• **WORK ITEM**
Every line of the data that contains the string "Lawrence" must be copied.

::: LISTED RECORDS :::

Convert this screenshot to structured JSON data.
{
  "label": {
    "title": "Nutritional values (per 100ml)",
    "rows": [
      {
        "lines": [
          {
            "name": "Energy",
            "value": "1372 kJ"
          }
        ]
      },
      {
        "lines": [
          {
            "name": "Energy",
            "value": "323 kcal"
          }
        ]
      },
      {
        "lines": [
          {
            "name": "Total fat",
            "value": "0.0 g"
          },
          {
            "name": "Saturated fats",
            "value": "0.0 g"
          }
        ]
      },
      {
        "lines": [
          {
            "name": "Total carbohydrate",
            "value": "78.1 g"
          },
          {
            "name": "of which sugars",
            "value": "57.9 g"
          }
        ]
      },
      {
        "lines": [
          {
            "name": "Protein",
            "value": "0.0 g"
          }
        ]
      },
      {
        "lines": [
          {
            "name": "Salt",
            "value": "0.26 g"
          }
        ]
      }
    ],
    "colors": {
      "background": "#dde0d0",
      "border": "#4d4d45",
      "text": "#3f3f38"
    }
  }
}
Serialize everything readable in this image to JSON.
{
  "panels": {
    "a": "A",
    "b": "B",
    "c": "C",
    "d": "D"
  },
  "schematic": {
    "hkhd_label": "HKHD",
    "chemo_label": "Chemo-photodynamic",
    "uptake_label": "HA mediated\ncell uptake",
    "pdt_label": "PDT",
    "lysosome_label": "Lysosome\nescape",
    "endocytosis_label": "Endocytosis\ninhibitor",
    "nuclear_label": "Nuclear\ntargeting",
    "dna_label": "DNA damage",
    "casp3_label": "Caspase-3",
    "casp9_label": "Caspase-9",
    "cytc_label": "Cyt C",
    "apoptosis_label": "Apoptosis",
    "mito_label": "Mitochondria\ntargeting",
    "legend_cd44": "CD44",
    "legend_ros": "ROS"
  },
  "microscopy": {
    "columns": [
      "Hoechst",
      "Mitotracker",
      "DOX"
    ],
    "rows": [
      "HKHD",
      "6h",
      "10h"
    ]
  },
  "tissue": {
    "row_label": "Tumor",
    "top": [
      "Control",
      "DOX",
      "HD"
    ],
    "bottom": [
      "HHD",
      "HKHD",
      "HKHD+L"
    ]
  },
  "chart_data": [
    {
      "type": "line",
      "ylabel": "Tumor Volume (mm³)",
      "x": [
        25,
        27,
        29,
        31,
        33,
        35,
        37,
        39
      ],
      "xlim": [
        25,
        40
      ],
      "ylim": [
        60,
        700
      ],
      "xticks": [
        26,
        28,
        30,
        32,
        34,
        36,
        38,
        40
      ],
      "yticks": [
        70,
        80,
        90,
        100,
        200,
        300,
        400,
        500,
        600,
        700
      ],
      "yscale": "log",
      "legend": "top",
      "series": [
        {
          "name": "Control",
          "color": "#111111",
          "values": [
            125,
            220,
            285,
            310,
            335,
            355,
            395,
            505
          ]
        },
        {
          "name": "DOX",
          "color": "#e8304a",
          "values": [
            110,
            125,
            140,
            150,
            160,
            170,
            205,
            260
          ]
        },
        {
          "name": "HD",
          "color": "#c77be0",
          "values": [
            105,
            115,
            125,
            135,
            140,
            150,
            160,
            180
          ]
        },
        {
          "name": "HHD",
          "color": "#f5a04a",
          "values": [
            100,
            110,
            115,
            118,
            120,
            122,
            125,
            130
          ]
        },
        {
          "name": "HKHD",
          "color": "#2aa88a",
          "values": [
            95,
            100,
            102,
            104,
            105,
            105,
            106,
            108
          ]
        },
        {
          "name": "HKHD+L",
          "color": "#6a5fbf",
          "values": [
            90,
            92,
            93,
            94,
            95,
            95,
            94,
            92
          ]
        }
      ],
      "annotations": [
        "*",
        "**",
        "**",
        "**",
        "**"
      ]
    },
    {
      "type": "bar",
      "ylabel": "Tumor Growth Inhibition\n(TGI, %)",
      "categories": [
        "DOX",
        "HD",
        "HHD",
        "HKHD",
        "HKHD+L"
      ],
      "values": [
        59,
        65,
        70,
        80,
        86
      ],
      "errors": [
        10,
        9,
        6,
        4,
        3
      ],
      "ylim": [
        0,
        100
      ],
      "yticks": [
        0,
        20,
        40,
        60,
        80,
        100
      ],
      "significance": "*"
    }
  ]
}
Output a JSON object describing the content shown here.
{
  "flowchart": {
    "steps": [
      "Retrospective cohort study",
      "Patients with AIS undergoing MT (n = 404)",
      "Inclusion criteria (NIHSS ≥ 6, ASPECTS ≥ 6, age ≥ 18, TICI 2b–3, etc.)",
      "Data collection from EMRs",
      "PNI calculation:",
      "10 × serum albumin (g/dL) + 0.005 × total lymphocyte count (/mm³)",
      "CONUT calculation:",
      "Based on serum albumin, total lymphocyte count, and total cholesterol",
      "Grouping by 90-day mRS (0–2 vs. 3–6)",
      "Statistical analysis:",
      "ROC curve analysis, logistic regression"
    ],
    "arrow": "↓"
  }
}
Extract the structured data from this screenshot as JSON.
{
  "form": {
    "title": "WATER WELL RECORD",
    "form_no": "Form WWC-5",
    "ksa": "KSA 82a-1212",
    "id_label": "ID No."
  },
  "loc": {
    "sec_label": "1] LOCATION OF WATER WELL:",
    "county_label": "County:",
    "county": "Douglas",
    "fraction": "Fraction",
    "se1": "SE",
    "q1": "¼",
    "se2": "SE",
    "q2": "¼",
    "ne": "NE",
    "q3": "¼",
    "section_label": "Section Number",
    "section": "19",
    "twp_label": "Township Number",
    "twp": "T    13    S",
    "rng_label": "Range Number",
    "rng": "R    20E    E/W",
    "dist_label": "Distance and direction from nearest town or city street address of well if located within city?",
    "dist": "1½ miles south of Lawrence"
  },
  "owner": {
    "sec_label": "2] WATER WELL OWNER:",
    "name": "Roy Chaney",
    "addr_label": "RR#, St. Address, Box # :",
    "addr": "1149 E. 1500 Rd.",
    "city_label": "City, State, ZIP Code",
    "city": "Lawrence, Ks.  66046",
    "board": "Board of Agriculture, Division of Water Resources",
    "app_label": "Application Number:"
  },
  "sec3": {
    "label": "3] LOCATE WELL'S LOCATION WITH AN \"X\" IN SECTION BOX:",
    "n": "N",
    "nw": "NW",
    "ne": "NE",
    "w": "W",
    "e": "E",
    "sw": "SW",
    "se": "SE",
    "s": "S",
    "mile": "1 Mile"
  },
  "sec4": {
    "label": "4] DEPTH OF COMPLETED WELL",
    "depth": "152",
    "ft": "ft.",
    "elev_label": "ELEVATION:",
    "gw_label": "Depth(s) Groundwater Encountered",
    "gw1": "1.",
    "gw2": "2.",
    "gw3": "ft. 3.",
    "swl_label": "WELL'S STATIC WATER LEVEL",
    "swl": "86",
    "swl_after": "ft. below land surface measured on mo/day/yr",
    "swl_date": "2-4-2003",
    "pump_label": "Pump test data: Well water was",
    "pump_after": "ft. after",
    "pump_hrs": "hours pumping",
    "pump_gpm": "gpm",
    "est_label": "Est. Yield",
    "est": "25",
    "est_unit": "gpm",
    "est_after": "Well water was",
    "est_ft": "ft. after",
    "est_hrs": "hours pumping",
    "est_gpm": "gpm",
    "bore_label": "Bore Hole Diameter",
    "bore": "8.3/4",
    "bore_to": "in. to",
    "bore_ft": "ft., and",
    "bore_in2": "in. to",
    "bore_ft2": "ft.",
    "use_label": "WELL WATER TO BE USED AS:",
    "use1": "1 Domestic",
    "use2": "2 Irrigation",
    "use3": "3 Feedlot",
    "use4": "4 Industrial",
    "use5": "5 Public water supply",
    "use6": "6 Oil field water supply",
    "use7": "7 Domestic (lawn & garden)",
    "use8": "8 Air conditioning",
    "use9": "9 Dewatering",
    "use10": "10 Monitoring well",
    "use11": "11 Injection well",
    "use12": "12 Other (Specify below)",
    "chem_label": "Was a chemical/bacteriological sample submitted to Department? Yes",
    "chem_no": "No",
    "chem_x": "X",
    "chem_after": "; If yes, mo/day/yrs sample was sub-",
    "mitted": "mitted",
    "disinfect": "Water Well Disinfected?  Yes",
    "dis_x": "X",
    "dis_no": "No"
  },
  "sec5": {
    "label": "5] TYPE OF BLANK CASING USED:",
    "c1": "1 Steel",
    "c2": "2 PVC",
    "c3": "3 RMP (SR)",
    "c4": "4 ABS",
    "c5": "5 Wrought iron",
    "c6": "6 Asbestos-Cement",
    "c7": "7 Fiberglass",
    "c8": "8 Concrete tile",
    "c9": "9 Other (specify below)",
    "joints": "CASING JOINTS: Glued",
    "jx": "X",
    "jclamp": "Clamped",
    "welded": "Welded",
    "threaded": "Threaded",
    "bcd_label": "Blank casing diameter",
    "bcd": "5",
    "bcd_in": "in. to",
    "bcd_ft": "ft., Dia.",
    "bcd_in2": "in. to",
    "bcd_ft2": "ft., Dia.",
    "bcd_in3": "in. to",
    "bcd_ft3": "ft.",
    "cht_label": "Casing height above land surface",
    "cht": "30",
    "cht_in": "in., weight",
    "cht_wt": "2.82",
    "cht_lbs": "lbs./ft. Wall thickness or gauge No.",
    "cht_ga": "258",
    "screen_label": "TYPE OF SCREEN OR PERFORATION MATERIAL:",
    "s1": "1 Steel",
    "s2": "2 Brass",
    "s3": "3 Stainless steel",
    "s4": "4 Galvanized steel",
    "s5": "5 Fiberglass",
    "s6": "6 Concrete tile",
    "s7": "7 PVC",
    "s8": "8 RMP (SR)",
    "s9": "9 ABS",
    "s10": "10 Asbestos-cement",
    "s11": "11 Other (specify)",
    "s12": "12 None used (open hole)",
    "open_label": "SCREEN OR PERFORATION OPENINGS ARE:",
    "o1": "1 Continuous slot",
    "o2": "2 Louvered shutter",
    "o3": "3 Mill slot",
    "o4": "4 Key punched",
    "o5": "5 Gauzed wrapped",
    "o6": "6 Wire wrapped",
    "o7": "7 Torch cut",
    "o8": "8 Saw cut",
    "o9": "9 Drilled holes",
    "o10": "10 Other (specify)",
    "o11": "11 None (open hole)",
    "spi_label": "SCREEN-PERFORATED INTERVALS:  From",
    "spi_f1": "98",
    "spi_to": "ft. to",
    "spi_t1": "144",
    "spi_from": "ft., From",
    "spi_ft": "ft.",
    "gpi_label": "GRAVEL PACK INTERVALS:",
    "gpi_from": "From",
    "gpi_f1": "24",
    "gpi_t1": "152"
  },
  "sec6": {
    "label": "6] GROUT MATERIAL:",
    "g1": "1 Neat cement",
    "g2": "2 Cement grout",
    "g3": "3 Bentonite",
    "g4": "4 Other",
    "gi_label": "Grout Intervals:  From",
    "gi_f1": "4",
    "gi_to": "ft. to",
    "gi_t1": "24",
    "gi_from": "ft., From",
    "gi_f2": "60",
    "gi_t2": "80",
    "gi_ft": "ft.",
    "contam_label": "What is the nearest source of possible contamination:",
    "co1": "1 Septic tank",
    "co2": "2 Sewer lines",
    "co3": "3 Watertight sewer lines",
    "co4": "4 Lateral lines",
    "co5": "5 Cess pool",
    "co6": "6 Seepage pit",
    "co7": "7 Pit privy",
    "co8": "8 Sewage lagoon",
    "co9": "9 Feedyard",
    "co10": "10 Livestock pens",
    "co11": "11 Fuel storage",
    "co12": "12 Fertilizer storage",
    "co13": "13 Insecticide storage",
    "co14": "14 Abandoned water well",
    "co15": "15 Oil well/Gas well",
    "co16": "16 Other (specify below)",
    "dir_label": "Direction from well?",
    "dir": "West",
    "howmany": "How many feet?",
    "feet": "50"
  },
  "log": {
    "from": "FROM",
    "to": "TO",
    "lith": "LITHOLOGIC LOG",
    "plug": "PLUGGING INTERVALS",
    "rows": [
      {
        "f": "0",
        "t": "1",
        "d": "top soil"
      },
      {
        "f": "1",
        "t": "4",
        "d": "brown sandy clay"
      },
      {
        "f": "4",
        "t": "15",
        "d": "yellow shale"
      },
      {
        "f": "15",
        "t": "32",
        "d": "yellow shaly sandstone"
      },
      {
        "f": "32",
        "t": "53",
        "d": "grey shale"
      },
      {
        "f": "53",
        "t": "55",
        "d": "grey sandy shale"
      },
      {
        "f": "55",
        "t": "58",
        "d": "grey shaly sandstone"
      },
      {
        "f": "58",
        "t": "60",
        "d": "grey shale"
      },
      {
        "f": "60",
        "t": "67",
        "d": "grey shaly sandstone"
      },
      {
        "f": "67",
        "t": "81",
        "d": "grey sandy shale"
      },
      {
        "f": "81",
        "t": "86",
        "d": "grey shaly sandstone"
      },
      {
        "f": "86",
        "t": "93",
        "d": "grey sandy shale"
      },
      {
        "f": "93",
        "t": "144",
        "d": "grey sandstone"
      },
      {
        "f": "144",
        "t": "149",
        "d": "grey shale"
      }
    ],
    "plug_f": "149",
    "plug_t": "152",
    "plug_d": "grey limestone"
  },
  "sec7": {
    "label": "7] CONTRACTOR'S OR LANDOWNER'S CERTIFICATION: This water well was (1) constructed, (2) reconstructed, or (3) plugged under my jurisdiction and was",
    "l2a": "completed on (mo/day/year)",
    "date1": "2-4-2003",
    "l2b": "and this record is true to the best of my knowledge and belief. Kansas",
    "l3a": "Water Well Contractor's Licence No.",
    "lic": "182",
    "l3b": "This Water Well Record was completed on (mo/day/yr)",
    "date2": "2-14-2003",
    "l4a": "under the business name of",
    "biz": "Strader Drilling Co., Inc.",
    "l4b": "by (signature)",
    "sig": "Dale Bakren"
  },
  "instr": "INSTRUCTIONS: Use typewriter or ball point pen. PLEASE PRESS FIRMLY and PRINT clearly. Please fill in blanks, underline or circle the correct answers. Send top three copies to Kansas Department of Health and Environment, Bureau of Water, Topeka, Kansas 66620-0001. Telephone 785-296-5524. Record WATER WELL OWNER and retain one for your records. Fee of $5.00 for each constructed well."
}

:::

• **OUTPUT BELOW**
    "dist": "1½ miles south of Lawrence"
    "city": "Lawrence, Ks.  66046",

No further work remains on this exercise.